Directions for this task — Read the records and gather each line that includes "Tracker".

* Begin *

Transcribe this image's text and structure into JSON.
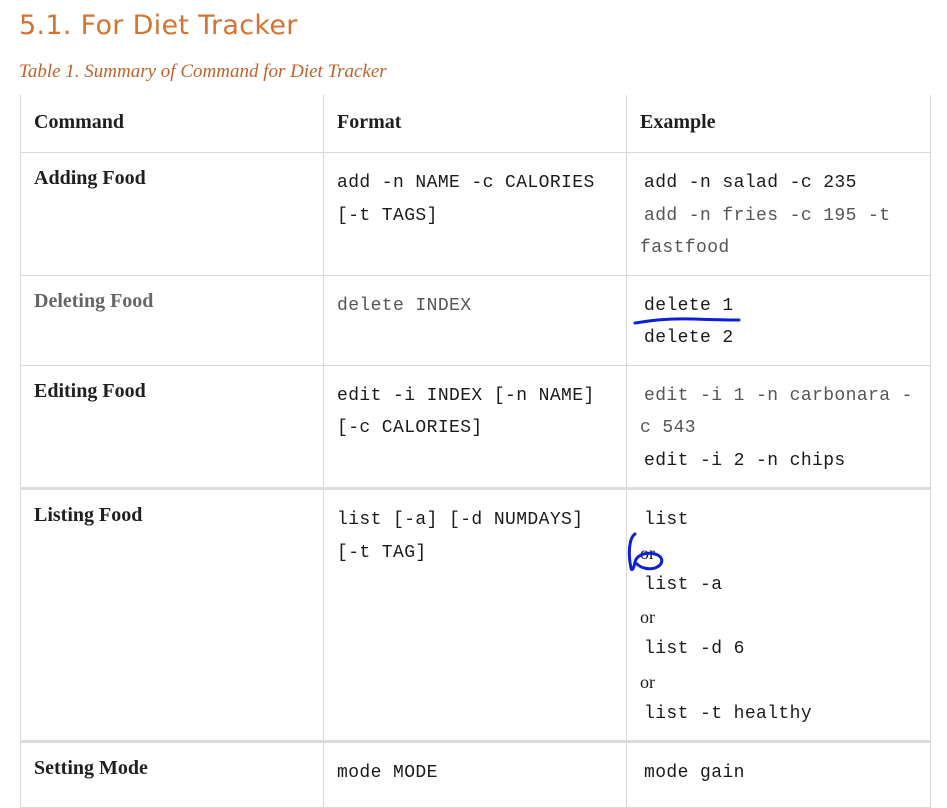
{
  "section": {
    "title": "5.1. For Diet Tracker"
  },
  "caption": "Table 1. Summary of Command for Diet Tracker",
  "table": {
    "headers": {
      "command": "Command",
      "format": "Format",
      "example": "Example"
    },
    "rows": [
      {
        "command": "Adding Food",
        "format": "add -n NAME -c CALORIES [-t TAGS]",
        "examples": [
          "add -n salad -c 235",
          "add -n fries -c 195 -t fastfood"
        ]
      },
      {
        "command": "Deleting Food",
        "format": "delete INDEX",
        "examples": [
          "delete 1",
          "delete 2"
        ]
      },
      {
        "command": "Editing Food",
        "format": "edit -i INDEX [-n NAME] [-c CALORIES]",
        "examples": [
          "edit -i 1 -n carbonara -c 543",
          "edit -i 2 -n chips"
        ]
      },
      {
        "command": "Listing Food",
        "format": "list [-a] [-d NUMDAYS] [-t TAG]",
        "examples": [
          "list",
          "list -a",
          "list -d 6",
          "list -t healthy"
        ],
        "separator": "or"
      },
      {
        "command": "Setting Mode",
        "format": "mode MODE",
        "examples": [
          "mode gain"
        ]
      }
    ]
  },
  "annotation_color": "#0a1fd6"
}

* End *

Solution for this problem —
    "title": "5.1. For Diet Tracker"
  "caption": "Table 1. Summary of Command for Diet Tracker",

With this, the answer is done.